Task goal - The records that follow need to be output exactly as they are.

Available records -
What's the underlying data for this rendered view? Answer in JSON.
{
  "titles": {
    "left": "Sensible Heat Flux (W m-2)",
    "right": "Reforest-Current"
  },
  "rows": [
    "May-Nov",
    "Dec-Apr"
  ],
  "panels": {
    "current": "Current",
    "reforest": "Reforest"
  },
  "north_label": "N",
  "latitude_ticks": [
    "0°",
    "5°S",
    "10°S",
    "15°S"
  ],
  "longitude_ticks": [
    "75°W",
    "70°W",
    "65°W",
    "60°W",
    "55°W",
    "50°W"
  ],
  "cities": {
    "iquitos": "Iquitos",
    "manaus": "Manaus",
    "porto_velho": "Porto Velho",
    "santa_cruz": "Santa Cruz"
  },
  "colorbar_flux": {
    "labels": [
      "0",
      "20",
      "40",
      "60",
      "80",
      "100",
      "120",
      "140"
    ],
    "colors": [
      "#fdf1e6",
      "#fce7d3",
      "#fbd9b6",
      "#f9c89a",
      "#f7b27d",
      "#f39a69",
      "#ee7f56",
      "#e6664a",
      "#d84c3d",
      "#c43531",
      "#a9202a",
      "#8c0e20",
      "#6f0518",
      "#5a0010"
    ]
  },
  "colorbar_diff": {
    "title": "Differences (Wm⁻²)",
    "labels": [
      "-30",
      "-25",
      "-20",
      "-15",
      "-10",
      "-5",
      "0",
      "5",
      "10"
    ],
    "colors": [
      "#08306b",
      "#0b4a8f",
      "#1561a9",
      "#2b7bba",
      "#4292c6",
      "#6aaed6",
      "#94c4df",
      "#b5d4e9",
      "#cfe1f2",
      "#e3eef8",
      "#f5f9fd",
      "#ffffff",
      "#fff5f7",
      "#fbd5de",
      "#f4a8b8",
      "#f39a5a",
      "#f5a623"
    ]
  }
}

The reply -
What's the underlying data for this rendered view? Answer in JSON.
{
  "titles": {
    "left": "Sensible Heat Flux (W m-2)",
    "right": "Reforest-Current"
  },
  "rows": [
    "May-Nov",
    "Dec-Apr"
  ],
  "panels": {
    "current": "Current",
    "reforest": "Reforest"
  },
  "north_label": "N",
  "latitude_ticks": [
    "0°",
    "5°S",
    "10°S",
    "15°S"
  ],
  "longitude_ticks": [
    "75°W",
    "70°W",
    "65°W",
    "60°W",
    "55°W",
    "50°W"
  ],
  "cities": {
    "iquitos": "Iquitos",
    "manaus": "Manaus",
    "porto_velho": "Porto Velho",
    "santa_cruz": "Santa Cruz"
  },
  "colorbar_flux": {
    "labels": [
      "0",
      "20",
      "40",
      "60",
      "80",
      "100",
      "120",
      "140"
    ],
    "colors": [
      "#fdf1e6",
      "#fce7d3",
      "#fbd9b6",
      "#f9c89a",
      "#f7b27d",
      "#f39a69",
      "#ee7f56",
      "#e6664a",
      "#d84c3d",
      "#c43531",
      "#a9202a",
      "#8c0e20",
      "#6f0518",
      "#5a0010"
    ]
  },
  "colorbar_diff": {
    "title": "Differences (Wm⁻²)",
    "labels": [
      "-30",
      "-25",
      "-20",
      "-15",
      "-10",
      "-5",
      "0",
      "5",
      "10"
    ],
    "colors": [
      "#08306b",
      "#0b4a8f",
      "#1561a9",
      "#2b7bba",
      "#4292c6",
      "#6aaed6",
      "#94c4df",
      "#b5d4e9",
      "#cfe1f2",
      "#e3eef8",
      "#f5f9fd",
      "#ffffff",
      "#fff5f7",
      "#fbd5de",
      "#f4a8b8",
      "#f39a5a",
      "#f5a623"
    ]
  }
}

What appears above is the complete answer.